-- Start of GIVEN DATA --

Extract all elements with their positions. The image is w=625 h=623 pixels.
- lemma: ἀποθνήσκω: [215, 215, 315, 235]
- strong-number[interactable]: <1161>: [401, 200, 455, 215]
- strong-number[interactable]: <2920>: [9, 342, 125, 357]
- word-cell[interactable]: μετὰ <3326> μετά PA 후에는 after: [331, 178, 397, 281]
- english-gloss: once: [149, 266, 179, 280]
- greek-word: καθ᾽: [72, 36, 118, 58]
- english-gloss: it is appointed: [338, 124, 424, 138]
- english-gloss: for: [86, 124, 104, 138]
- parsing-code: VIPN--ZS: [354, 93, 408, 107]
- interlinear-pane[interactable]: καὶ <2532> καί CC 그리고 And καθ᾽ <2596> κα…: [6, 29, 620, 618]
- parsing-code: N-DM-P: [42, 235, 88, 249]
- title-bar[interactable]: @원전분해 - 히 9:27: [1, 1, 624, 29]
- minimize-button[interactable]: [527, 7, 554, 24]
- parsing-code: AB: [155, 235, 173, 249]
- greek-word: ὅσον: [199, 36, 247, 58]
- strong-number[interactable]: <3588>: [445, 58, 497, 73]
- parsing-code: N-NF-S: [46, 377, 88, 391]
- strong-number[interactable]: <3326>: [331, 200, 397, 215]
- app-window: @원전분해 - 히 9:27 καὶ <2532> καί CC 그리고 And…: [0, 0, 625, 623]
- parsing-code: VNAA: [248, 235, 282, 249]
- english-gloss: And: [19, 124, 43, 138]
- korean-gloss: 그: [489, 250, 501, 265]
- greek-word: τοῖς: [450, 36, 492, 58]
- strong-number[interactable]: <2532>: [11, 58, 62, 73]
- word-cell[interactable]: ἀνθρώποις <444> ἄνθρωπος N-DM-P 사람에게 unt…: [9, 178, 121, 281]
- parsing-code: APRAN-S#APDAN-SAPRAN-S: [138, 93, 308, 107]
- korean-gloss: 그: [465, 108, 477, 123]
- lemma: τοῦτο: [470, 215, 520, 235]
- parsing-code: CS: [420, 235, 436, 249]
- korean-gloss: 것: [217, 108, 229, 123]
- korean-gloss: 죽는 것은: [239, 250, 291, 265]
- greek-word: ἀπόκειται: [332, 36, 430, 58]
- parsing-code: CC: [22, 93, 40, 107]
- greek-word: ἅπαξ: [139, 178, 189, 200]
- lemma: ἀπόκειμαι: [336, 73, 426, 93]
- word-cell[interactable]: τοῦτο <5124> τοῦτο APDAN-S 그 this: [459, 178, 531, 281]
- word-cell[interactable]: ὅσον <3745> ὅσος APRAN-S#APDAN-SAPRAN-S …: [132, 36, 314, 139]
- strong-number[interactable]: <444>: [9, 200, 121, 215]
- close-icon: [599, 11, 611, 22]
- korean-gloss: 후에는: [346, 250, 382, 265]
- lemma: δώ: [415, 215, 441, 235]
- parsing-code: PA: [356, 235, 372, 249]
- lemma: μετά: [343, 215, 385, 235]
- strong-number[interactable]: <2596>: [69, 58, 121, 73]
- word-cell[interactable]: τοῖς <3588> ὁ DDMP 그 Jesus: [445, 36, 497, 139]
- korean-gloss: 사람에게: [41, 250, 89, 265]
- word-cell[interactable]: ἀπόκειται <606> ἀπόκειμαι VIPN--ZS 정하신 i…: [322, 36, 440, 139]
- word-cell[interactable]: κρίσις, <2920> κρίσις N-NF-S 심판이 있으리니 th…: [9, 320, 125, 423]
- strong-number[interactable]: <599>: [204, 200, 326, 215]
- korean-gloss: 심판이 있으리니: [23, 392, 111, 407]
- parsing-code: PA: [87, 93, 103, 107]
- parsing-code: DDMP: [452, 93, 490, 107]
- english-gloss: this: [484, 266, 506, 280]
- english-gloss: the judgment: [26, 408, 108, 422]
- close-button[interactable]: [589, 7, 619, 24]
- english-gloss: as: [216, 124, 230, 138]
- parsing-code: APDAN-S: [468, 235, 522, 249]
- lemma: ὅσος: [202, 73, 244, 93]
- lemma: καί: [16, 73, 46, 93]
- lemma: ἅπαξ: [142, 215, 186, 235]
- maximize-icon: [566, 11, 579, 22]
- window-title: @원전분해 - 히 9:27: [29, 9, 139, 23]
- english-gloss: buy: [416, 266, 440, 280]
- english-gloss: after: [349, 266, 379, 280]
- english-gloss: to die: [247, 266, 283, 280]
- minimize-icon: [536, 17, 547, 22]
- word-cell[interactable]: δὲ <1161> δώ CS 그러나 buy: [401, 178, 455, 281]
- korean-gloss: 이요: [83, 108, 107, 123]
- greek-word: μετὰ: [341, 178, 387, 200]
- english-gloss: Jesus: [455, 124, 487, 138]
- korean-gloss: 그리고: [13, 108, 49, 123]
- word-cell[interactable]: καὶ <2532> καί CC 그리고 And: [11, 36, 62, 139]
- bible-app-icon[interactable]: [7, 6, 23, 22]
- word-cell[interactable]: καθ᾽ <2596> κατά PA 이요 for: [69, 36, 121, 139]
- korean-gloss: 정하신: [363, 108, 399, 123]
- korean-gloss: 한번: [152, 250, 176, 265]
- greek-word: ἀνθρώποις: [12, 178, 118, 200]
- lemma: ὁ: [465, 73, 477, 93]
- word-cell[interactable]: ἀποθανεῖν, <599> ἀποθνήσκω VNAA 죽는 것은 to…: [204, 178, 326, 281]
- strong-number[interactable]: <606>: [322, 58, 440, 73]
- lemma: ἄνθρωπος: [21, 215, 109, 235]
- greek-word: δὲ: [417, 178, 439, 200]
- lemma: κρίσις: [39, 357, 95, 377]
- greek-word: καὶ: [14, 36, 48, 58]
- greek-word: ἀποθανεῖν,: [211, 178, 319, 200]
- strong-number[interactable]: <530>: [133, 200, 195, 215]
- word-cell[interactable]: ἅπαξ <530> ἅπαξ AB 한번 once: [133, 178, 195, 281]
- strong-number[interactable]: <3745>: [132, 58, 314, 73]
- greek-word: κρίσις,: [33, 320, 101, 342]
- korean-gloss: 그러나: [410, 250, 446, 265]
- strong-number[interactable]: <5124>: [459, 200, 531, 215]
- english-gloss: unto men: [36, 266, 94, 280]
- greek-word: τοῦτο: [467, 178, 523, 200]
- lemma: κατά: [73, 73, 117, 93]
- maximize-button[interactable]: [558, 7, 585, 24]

-- End of GIVEN DATA --

### TASK INSTRUCTIONS
Please arrange the stretch from the start of the records through the line that contains "- minimize-button[interactable]: [527, 7, 554, 24]" as a Markdown table with the columns Row and Line, giving each line a row number and leaving out blank lines.

### EXPECTED OUTPUT
| Row | Line |
|---|---|
| 1 | Extract all elements with their positions. The image is w=625 h=623 pixels. |
| 2 | - lemma: ἀποθνήσκω: [215, 215, 315, 235] |
| 3 | - strong-number[interactable]: <1161>: [401, 200, 455, 215] |
| 4 | - strong-number[interactable]: <2920>: [9, 342, 125, 357] |
| 5 | - word-cell[interactable]: μετὰ <3326> μετά PA 후에는 after: [331, 178, 397, 281] |
| 6 | - english-gloss: once: [149, 266, 179, 280] |
| 7 | - greek-word: καθ᾽: [72, 36, 118, 58] |
| 8 | - english-gloss: it is appointed: [338, 124, 424, 138] |
| 9 | - english-gloss: for: [86, 124, 104, 138] |
| 10 | - parsing-code: VIPN--ZS: [354, 93, 408, 107] |
| 11 | - interlinear-pane[interactable]: καὶ <2532> καί CC 그리고 And καθ᾽ <2596> κα…: [6, 29, 620, 618] |
| 12 | - parsing-code: N-DM-P: [42, 235, 88, 249] |
| 13 | - title-bar[interactable]: @원전분해 - 히 9:27: [1, 1, 624, 29] |
| 14 | - minimize-button[interactable]: [527, 7, 554, 24] |